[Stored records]
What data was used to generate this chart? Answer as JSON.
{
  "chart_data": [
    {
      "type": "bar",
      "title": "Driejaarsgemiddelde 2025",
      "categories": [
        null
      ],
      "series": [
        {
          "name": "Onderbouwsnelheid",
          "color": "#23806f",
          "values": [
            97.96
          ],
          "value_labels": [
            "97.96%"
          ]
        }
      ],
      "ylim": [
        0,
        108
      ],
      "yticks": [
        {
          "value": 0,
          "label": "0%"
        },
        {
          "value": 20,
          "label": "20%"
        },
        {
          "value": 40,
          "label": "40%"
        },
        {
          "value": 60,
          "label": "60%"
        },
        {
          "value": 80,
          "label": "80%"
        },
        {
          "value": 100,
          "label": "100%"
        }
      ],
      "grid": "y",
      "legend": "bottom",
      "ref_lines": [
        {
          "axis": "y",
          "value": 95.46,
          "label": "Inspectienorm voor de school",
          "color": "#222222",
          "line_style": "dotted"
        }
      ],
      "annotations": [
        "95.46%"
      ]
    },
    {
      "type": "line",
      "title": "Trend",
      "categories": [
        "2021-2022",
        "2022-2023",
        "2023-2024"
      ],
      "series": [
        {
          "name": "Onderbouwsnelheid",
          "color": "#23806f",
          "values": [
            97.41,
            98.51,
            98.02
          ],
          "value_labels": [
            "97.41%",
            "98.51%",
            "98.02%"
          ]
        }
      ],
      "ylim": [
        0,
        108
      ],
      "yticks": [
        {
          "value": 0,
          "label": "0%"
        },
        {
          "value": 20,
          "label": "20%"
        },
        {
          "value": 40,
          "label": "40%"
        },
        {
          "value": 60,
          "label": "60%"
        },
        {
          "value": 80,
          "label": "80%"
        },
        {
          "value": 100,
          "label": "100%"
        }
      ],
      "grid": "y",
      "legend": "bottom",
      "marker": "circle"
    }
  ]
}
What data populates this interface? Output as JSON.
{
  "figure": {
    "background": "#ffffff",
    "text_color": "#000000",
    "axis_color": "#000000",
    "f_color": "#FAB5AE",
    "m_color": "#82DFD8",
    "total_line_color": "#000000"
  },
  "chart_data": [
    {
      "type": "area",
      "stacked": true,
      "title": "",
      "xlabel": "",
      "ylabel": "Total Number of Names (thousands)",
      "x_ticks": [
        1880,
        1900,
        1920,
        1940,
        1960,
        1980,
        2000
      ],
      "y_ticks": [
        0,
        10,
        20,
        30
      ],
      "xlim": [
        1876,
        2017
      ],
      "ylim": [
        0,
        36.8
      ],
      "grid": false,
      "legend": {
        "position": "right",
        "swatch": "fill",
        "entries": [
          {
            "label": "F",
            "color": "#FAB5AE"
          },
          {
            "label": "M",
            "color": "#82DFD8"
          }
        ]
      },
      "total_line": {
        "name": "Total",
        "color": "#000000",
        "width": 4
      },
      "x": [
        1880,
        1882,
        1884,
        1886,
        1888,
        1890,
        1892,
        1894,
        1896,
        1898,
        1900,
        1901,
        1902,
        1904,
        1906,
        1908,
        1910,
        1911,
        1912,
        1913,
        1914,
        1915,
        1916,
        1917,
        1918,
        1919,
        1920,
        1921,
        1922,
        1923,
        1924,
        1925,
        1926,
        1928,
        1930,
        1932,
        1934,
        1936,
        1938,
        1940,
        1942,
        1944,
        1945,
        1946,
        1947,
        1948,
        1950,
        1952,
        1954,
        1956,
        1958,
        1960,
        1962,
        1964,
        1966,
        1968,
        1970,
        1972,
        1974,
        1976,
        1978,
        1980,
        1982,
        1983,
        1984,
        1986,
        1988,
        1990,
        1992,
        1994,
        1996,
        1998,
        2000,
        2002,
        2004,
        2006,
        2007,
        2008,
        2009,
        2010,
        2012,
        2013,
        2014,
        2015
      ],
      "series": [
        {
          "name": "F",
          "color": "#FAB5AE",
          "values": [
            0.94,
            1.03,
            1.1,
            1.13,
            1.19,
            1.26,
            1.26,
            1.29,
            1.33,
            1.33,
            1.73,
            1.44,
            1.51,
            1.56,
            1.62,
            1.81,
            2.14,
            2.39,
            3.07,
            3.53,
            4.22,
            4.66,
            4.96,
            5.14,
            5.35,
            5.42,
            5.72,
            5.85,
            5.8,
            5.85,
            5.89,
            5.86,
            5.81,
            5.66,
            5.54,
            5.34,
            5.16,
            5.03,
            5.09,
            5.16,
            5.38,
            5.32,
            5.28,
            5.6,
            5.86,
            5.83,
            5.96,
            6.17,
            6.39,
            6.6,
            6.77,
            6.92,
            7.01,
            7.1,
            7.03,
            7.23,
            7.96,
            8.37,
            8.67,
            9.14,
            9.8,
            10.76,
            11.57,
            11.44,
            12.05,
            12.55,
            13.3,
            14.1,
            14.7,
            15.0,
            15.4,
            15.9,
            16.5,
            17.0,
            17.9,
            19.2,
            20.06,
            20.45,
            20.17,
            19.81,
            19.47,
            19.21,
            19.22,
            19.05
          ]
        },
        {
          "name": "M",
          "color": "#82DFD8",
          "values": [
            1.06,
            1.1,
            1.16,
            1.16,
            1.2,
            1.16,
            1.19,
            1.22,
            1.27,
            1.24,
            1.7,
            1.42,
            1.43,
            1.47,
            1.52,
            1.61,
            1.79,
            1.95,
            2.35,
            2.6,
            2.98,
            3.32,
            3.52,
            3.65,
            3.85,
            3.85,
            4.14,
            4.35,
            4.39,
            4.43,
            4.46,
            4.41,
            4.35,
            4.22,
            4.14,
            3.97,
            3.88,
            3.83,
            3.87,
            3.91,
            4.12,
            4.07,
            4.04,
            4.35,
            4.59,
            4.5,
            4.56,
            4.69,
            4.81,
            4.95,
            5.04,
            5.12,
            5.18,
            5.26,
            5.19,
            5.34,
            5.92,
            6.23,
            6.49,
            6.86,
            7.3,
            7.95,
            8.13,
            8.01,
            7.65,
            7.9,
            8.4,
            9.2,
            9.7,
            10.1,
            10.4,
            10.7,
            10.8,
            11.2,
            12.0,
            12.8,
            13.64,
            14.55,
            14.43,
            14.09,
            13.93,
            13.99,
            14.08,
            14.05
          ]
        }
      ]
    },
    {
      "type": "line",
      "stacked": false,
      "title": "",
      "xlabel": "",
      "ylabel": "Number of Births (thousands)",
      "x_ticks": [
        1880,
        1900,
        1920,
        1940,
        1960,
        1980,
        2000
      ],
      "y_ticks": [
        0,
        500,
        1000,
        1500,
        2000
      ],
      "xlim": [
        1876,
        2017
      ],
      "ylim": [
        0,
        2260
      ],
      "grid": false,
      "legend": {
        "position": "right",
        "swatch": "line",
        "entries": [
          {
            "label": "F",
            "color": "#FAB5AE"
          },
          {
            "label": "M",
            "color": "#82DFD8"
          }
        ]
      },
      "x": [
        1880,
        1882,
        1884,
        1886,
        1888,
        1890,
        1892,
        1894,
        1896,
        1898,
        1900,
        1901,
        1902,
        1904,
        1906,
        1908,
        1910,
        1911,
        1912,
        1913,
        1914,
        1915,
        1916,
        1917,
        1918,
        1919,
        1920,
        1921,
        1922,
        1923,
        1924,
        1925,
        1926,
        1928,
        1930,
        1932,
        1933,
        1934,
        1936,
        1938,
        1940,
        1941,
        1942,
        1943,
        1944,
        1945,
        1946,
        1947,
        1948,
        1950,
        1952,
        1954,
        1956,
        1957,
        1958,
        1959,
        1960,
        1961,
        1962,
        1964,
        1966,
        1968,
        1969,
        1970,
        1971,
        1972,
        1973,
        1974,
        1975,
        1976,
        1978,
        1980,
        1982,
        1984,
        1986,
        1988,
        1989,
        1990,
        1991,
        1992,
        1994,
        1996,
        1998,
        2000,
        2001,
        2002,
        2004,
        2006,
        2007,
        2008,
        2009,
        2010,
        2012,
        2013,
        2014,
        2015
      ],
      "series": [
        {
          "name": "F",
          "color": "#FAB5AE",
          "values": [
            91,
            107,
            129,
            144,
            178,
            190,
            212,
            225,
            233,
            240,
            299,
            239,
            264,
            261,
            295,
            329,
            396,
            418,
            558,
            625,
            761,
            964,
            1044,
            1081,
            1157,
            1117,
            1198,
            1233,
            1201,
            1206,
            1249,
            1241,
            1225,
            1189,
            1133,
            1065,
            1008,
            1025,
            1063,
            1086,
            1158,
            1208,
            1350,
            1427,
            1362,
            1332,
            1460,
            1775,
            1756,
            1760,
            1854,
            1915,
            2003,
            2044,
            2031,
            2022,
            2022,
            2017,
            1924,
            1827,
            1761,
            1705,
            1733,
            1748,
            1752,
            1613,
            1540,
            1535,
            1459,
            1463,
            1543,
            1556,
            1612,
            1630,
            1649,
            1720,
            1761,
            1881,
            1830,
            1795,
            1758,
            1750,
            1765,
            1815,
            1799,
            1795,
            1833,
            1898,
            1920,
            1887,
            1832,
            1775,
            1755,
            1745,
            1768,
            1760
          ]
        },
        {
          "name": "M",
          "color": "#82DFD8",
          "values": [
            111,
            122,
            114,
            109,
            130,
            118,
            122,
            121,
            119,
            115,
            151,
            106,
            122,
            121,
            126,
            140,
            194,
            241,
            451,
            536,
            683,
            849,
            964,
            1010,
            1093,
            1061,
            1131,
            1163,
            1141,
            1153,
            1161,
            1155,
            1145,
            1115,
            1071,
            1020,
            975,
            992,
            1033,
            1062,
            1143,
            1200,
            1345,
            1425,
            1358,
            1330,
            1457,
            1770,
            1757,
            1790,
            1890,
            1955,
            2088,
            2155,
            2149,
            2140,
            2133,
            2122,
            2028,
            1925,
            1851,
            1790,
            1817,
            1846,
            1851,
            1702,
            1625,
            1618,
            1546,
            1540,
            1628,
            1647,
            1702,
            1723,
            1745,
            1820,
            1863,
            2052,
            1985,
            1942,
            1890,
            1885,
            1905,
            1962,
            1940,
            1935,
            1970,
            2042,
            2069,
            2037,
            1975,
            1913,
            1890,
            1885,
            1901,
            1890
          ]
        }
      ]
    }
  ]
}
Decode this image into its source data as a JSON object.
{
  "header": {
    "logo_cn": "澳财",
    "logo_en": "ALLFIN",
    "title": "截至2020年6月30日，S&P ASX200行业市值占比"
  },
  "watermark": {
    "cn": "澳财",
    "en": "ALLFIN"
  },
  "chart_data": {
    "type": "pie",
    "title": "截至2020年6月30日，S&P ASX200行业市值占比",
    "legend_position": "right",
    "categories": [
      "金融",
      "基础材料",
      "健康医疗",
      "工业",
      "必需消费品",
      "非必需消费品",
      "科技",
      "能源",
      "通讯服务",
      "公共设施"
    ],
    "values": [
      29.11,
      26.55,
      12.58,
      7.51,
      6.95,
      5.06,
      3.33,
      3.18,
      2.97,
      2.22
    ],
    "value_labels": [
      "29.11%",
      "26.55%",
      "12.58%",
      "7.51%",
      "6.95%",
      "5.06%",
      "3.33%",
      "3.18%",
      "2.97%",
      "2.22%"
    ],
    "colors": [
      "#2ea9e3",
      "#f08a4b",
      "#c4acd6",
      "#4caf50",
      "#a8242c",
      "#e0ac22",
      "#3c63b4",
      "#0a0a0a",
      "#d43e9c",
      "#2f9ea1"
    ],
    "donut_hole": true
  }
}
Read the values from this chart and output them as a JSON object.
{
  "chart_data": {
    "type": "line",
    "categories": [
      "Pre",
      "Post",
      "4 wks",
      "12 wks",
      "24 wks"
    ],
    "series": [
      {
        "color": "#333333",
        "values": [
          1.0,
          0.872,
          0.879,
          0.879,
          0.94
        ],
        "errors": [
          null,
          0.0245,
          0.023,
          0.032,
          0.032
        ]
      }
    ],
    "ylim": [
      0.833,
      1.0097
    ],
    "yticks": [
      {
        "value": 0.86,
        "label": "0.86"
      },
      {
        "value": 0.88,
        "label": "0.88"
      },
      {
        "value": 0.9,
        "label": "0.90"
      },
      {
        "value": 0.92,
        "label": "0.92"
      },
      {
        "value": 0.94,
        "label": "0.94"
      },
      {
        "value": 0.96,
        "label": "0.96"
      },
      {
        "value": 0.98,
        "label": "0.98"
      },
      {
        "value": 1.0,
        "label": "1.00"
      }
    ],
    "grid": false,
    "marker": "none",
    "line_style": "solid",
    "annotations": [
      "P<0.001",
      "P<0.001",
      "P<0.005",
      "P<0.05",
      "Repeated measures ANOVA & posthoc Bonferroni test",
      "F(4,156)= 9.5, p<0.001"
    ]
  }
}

### TASK STATEMENT
In the listing, find every line containing the word "What" and list it.

### OUTPUT OF THE EXERCISE
What data was used to generate this chart? Answer as JSON.
What data populates this interface? Output as JSON.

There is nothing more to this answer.